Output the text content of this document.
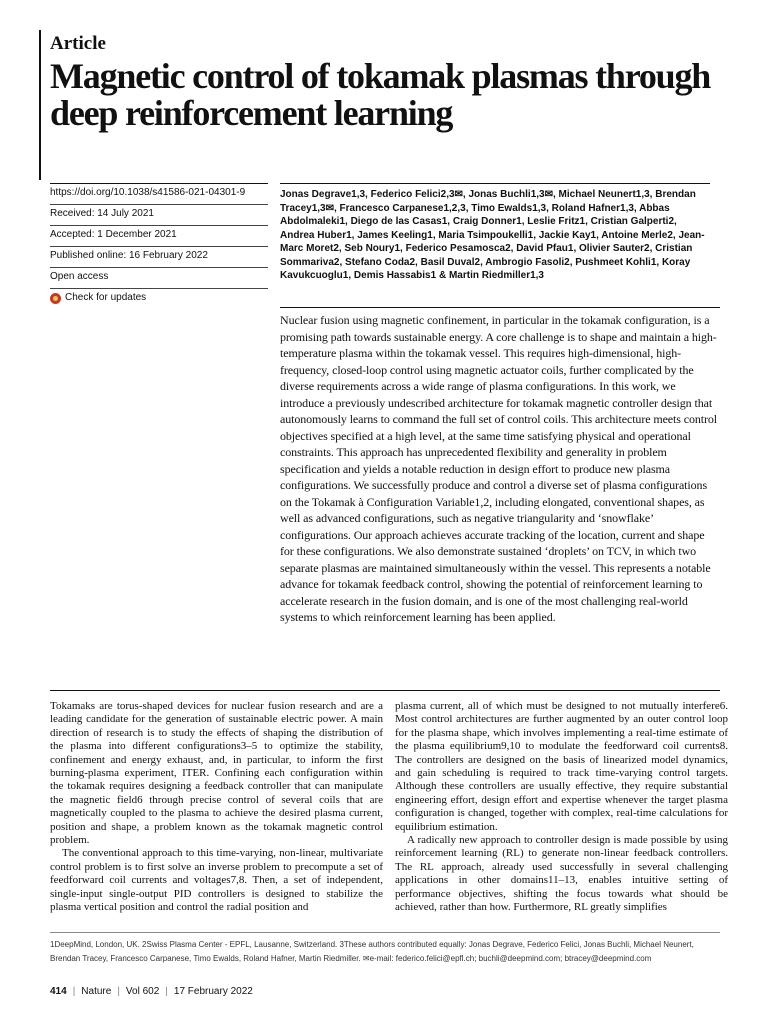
Article
Magnetic control of tokamak plasmas through deep reinforcement learning
https://doi.org/10.1038/s41586-021-04301-9
Received: 14 July 2021
Accepted: 1 December 2021
Published online: 16 February 2022
Open access
Check for updates
Jonas Degrave1,3, Federico Felici2,3✉, Jonas Buchli1,3✉, Michael Neunert1,3, Brendan Tracey1,3✉, Francesco Carpanese1,2,3, Timo Ewalds1,3, Roland Hafner1,3, Abbas Abdolmaleki1, Diego de las Casas1, Craig Donner1, Leslie Fritz1, Cristian Galperti2, Andrea Huber1, James Keeling1, Maria Tsimpoukelli1, Jackie Kay1, Antoine Merle2, Jean-Marc Moret2, Seb Noury1, Federico Pesamosca2, David Pfau1, Olivier Sauter2, Cristian Sommariva2, Stefano Coda2, Basil Duval2, Ambrogio Fasoli2, Pushmeet Kohli1, Koray Kavukcuoglu1, Demis Hassabis1 & Martin Riedmiller1,3
Nuclear fusion using magnetic confinement, in particular in the tokamak configuration, is a promising path towards sustainable energy. A core challenge is to shape and maintain a high-temperature plasma within the tokamak vessel. This requires high-dimensional, high-frequency, closed-loop control using magnetic actuator coils, further complicated by the diverse requirements across a wide range of plasma configurations. In this work, we introduce a previously undescribed architecture for tokamak magnetic controller design that autonomously learns to command the full set of control coils. This architecture meets control objectives specified at a high level, at the same time satisfying physical and operational constraints. This approach has unprecedented flexibility and generality in problem specification and yields a notable reduction in design effort to produce new plasma configurations. We successfully produce and control a diverse set of plasma configurations on the Tokamak à Configuration Variable1,2, including elongated, conventional shapes, as well as advanced configurations, such as negative triangularity and ‘snowflake’ configurations. Our approach achieves accurate tracking of the location, current and shape for these configurations. We also demonstrate sustained ‘droplets’ on TCV, in which two separate plasmas are maintained simultaneously within the vessel. This represents a notable advance for tokamak feedback control, showing the potential of reinforcement learning to accelerate research in the fusion domain, and is one of the most challenging real-world systems to which reinforcement learning has been applied.

Tokamaks are torus-shaped devices for nuclear fusion research and are a leading candidate for the generation of sustainable electric power. A main direction of research is to study the effects of shaping the distribution of the plasma into different configurations3–5 to optimize the stability, confinement and energy exhaust, and, in particular, to inform the first burning-plasma experiment, ITER. Confining each configuration within the tokamak requires designing a feedback controller that can manipulate the magnetic field6 through precise control of several coils that are magnetically coupled to the plasma to achieve the desired plasma current, position and shape, a problem known as the tokamak magnetic control problem.

The conventional approach to this time-varying, non-linear, multivariate control problem is to first solve an inverse problem to precompute a set of feedforward coil currents and voltages7,8. Then, a set of independent, single-input single-output PID controllers is designed to stabilize the plasma vertical position and control the radial position and

plasma current, all of which must be designed to not mutually interfere6. Most control architectures are further augmented by an outer control loop for the plasma shape, which involves implementing a real-time estimate of the plasma equilibrium9,10 to modulate the feedforward coil currents8. The controllers are designed on the basis of linearized model dynamics, and gain scheduling is required to track time-varying control targets. Although these controllers are usually effective, they require substantial engineering effort, design effort and expertise whenever the target plasma configuration is changed, together with complex, real-time calculations for equilibrium estimation.

A radically new approach to controller design is made possible by using reinforcement learning (RL) to generate non-linear feedback controllers. The RL approach, already used successfully in several challenging applications in other domains11–13, enables intuitive setting of performance objectives, shifting the focus towards what should be achieved, rather than how. Furthermore, RL greatly simplifies

1DeepMind, London, UK. 2Swiss Plasma Center - EPFL, Lausanne, Switzerland. 3These authors contributed equally: Jonas Degrave, Federico Felici, Jonas Buchli, Michael Neunert, Brendan Tracey, Francesco Carpanese, Timo Ewalds, Roland Hafner, Martin Riedmiller. ✉e-mail: federico.felici@epfl.ch; buchli@deepmind.com; btracey@deepmind.com
414 | Nature | Vol 602 | 17 February 2022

- - -

▶ What is being asked:
Tally up the lines holding the word "February" in the data above, and answer with that figure only.

▶ Response to the exercise:
2